§ **Spatial layout entries**:
* Begin *
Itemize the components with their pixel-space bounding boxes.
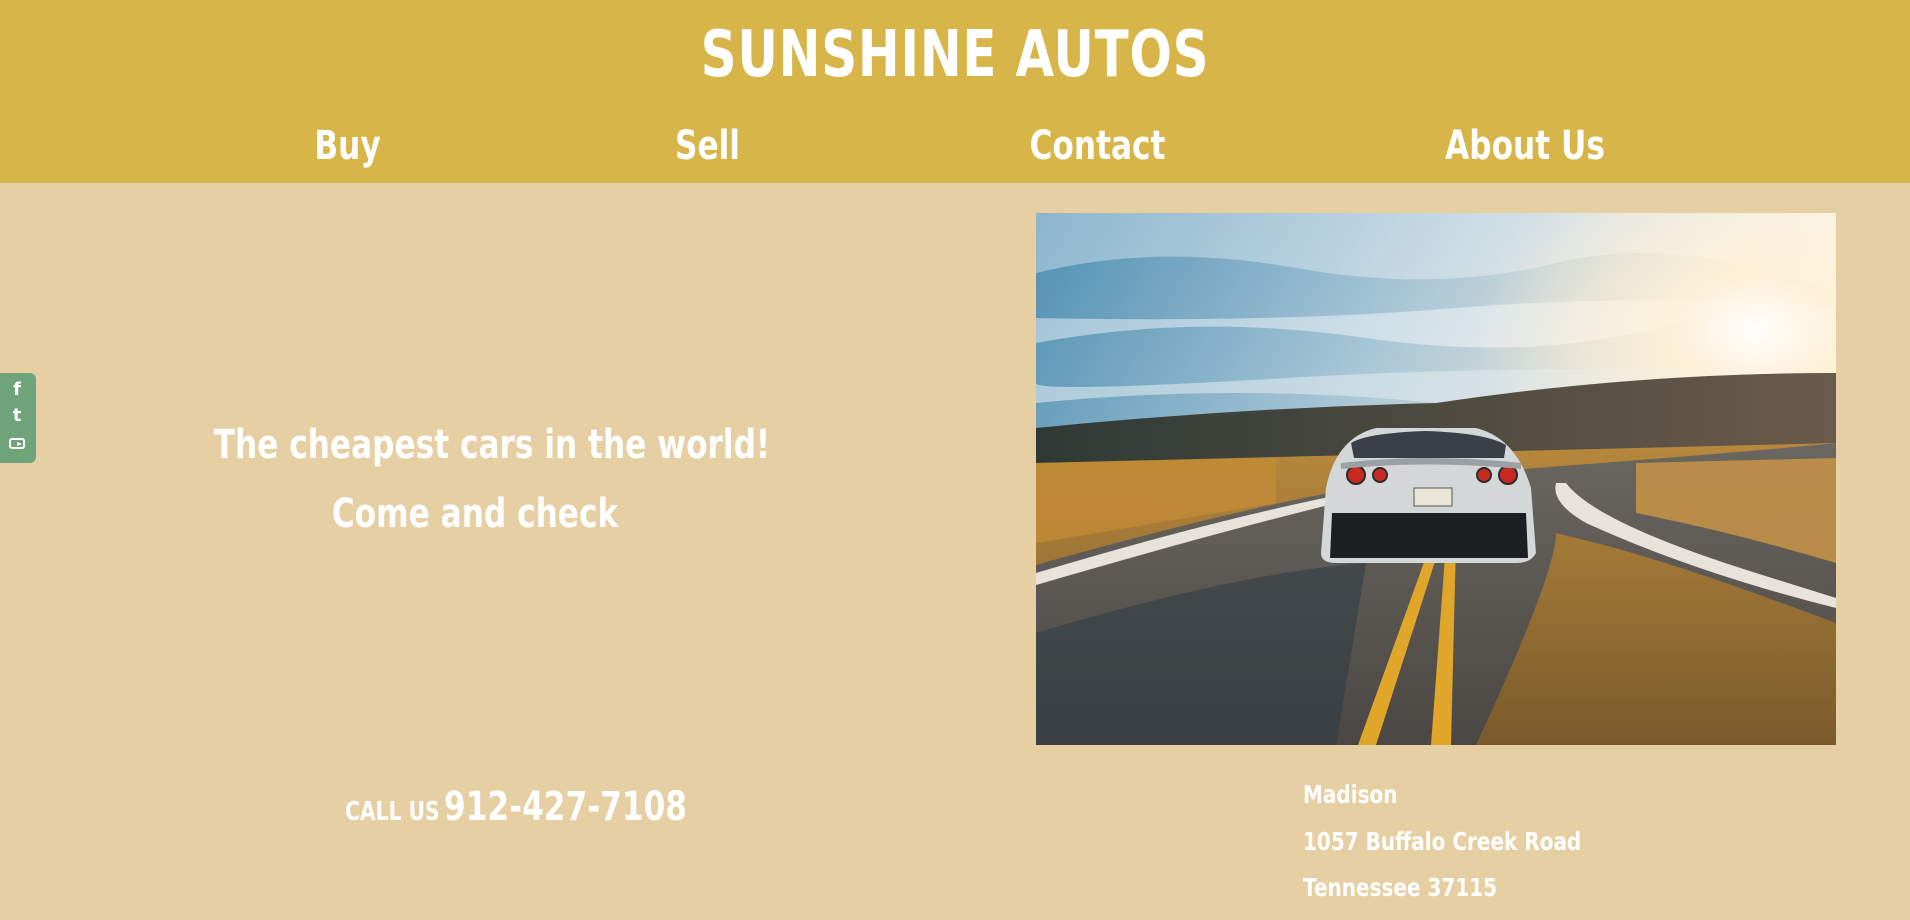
address-state-zip: Tennessee 37115: [1303, 873, 1498, 902]
youtube-icon[interactable]: [7, 433, 27, 455]
tagline-line-1: The cheapest cars in the world!: [213, 422, 771, 468]
site-title: SUNSHINE AUTOS: [700, 18, 1210, 92]
nav-sell-link[interactable]: Sell: [655, 118, 760, 174]
call-us-block: CALL US 912-427-7108: [345, 782, 687, 840]
social-bar: f t: [0, 373, 36, 463]
site-header: SUNSHINE AUTOS Buy Sell Contact About Us: [0, 0, 1910, 183]
nav-buy-link[interactable]: Buy: [295, 118, 400, 174]
phone-number[interactable]: 912-427-7108: [444, 784, 687, 830]
nav-contact-link[interactable]: Contact: [1021, 118, 1173, 174]
tumblr-icon[interactable]: t: [7, 405, 27, 427]
facebook-icon[interactable]: f: [7, 379, 27, 401]
nav-about-us-link[interactable]: About Us: [1443, 118, 1607, 174]
hero-car-image: [1036, 213, 1836, 745]
tagline-line-2: Come and check: [331, 491, 619, 537]
address-city: Madison: [1303, 780, 1398, 809]
address-street: 1057 Buffalo Creek Road: [1303, 827, 1582, 856]
call-us-label: CALL US: [345, 797, 440, 827]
* End *
Return every line above unchanged, but leave out the pictures.

Itemize the components with their pixel-space bounding boxes.
address-state-zip: Tennessee 37115: [1303, 873, 1498, 902]
youtube-icon[interactable]: [7, 433, 27, 455]
tagline-line-1: The cheapest cars in the world!: [213, 422, 771, 468]
site-title: SUNSHINE AUTOS: [700, 18, 1210, 92]
nav-sell-link[interactable]: Sell: [655, 118, 760, 174]
call-us-block: CALL US 912-427-7108: [345, 782, 687, 840]
social-bar: f t: [0, 373, 36, 463]
site-header: SUNSHINE AUTOS Buy Sell Contact About Us: [0, 0, 1910, 183]
nav-buy-link[interactable]: Buy: [295, 118, 400, 174]
phone-number[interactable]: 912-427-7108: [444, 784, 687, 830]
nav-contact-link[interactable]: Contact: [1021, 118, 1173, 174]
tumblr-icon[interactable]: t: [7, 405, 27, 427]
facebook-icon[interactable]: f: [7, 379, 27, 401]
nav-about-us-link[interactable]: About Us: [1443, 118, 1607, 174]
hero-car-image: [1036, 213, 1836, 745]
tagline-line-2: Come and check: [331, 491, 619, 537]
address-city: Madison: [1303, 780, 1398, 809]
address-street: 1057 Buffalo Creek Road: [1303, 827, 1582, 856]
call-us-label: CALL US: [345, 797, 440, 827]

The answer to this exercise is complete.